TASK TO CARRY OUT —
Count every line of these entries that holds the word "deux", and reply with the number only.
______
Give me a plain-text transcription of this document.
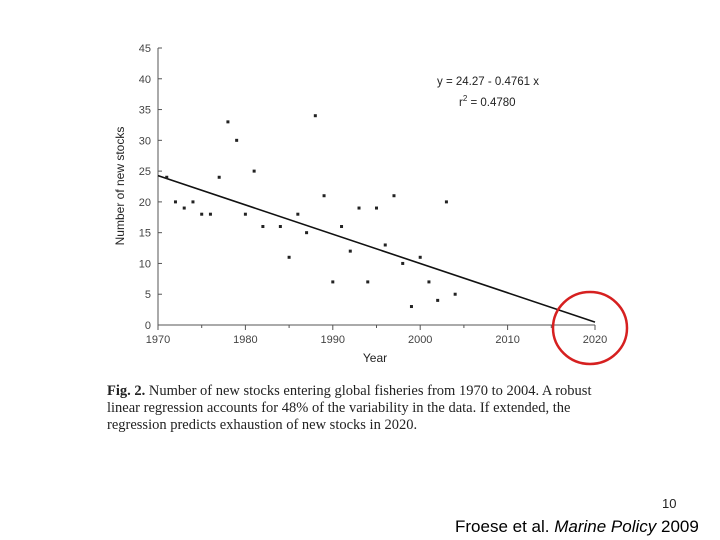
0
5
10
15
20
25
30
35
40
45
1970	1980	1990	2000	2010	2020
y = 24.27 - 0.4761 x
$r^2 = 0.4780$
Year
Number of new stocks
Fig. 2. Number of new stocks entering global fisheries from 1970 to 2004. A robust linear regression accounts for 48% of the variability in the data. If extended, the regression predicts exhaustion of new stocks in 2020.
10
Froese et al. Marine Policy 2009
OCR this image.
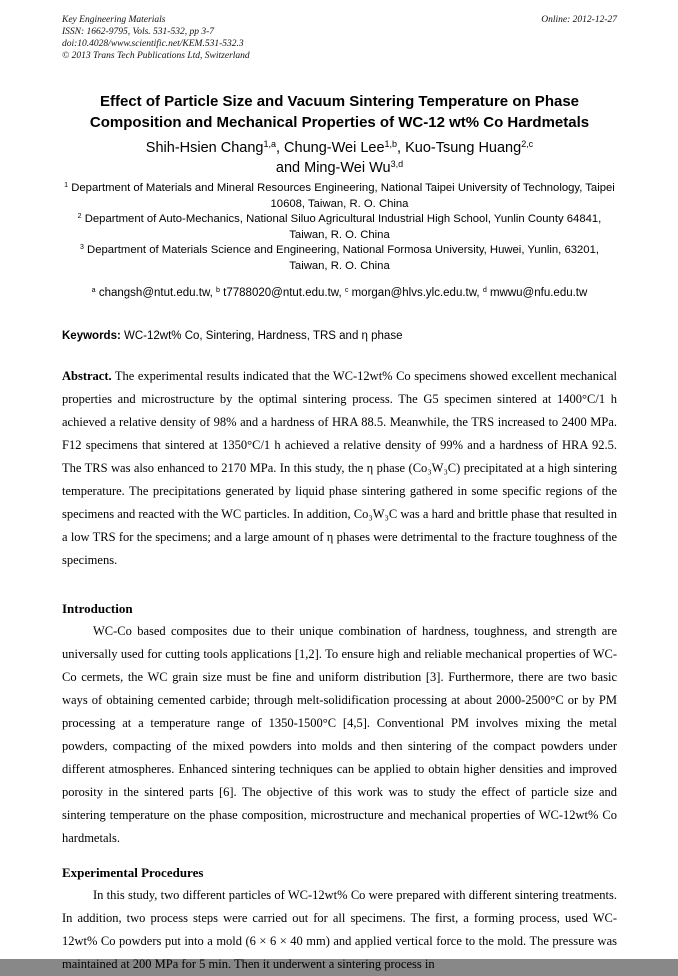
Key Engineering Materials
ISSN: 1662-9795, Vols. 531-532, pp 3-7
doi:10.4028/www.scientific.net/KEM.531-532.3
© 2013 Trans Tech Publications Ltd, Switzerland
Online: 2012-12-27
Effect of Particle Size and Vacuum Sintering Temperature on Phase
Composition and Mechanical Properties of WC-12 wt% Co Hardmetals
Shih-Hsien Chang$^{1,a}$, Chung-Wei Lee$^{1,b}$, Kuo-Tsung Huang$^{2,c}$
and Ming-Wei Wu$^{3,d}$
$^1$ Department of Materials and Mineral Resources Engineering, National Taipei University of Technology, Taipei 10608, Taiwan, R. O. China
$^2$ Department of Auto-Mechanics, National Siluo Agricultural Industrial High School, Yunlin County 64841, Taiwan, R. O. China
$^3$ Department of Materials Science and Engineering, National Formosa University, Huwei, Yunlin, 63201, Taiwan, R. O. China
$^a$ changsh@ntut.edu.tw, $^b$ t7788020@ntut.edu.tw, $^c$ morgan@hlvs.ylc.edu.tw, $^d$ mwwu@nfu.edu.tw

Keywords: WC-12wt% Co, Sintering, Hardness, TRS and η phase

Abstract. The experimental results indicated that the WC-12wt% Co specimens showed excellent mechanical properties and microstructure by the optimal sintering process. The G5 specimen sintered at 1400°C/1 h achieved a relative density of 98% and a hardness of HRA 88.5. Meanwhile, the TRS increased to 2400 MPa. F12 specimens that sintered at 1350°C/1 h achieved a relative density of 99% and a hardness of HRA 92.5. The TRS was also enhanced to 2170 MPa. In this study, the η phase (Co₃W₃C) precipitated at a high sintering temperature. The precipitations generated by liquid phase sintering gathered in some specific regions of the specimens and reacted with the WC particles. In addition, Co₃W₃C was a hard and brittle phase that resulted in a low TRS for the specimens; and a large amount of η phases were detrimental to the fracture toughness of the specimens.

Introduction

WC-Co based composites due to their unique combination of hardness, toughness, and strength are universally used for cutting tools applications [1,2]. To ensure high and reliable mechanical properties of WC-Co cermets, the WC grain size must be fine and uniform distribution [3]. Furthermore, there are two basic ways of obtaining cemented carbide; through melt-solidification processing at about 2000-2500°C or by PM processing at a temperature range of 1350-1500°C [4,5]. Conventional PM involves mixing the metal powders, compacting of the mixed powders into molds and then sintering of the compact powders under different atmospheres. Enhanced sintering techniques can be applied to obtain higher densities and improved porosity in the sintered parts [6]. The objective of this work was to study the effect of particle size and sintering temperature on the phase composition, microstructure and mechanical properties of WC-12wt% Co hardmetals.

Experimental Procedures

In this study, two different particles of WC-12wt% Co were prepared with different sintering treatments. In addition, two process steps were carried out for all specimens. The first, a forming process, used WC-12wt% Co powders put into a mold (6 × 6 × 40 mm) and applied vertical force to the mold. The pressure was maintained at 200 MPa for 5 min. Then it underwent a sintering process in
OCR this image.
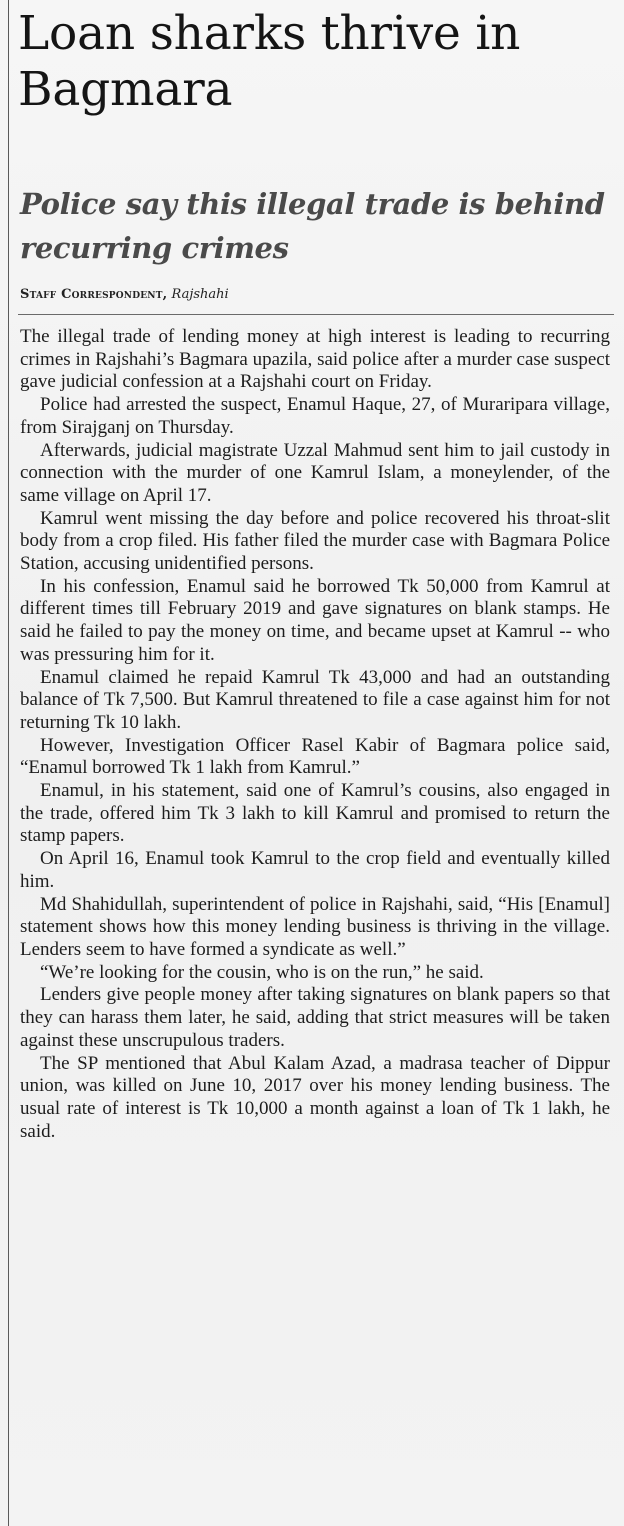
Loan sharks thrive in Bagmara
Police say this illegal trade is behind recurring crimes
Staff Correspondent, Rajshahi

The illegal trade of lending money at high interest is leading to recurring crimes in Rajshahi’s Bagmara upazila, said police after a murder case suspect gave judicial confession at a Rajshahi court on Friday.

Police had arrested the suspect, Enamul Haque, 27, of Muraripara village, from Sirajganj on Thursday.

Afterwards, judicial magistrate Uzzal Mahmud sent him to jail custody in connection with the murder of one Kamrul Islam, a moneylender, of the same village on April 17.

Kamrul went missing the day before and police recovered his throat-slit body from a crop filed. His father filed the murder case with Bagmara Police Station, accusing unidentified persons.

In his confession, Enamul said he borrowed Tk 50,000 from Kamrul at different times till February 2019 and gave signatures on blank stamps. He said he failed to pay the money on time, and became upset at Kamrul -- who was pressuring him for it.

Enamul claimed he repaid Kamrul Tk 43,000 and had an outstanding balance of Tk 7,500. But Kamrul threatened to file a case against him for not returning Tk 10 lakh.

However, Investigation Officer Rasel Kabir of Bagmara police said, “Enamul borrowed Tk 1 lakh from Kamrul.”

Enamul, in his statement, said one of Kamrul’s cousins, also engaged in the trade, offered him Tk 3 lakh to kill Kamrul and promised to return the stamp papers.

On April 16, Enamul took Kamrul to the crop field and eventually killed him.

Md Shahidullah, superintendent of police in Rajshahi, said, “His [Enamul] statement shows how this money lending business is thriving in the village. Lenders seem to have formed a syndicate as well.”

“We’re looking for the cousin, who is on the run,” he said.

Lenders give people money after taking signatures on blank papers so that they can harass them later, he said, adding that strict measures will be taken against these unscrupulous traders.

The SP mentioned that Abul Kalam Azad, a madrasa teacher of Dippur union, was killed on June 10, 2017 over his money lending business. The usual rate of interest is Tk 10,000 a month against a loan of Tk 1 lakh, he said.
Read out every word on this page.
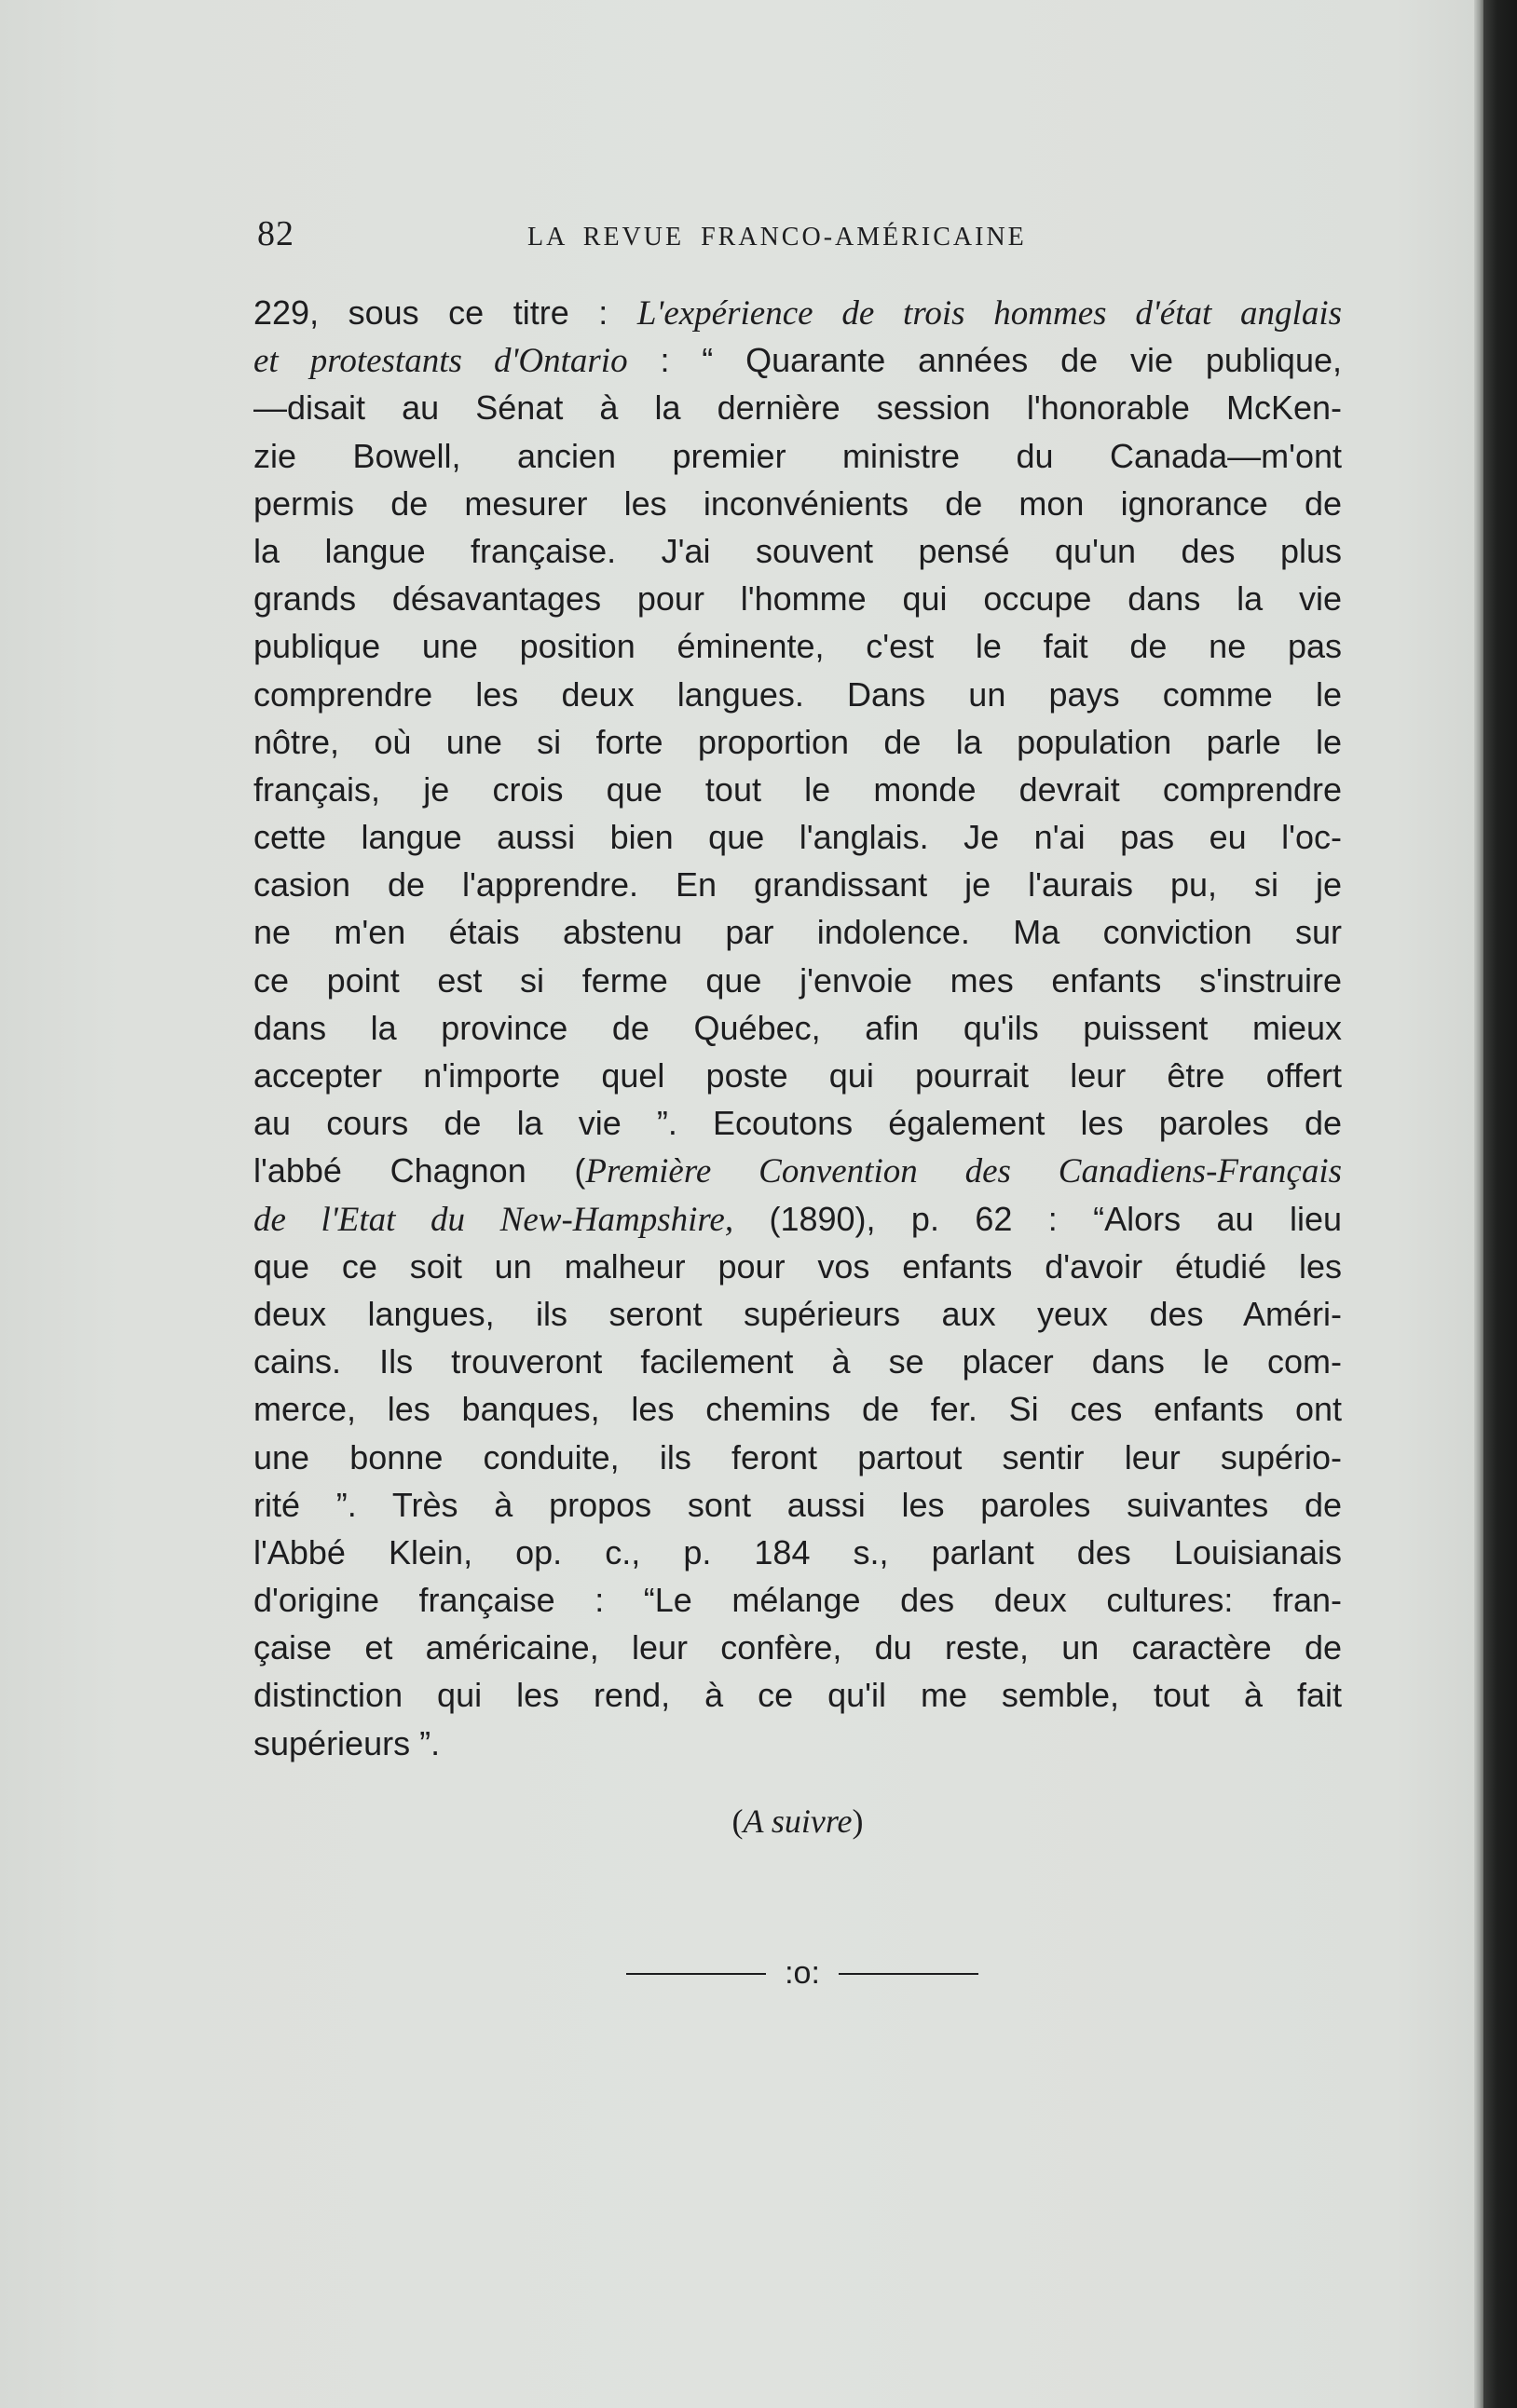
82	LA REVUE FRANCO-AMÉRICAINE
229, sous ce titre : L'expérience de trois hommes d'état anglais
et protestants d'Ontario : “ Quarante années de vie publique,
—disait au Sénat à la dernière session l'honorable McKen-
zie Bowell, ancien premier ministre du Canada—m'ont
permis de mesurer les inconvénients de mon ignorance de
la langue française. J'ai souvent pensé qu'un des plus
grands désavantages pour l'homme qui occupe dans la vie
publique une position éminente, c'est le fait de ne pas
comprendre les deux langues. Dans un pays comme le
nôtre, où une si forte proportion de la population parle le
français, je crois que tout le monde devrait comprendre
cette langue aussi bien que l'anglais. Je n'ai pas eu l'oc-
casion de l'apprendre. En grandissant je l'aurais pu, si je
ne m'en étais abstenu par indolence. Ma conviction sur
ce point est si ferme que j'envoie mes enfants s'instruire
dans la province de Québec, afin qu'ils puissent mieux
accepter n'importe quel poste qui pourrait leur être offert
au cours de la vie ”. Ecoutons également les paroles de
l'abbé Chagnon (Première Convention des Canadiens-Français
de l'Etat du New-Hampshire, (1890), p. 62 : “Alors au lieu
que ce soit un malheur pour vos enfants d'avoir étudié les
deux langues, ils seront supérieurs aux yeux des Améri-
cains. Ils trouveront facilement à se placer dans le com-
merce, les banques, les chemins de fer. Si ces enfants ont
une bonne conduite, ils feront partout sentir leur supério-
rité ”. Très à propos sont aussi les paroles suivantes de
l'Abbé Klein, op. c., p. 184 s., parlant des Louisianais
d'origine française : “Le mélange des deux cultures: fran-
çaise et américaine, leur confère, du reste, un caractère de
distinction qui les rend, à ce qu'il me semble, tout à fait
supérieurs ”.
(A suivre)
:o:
______
EXERCISE RESPONSE —
3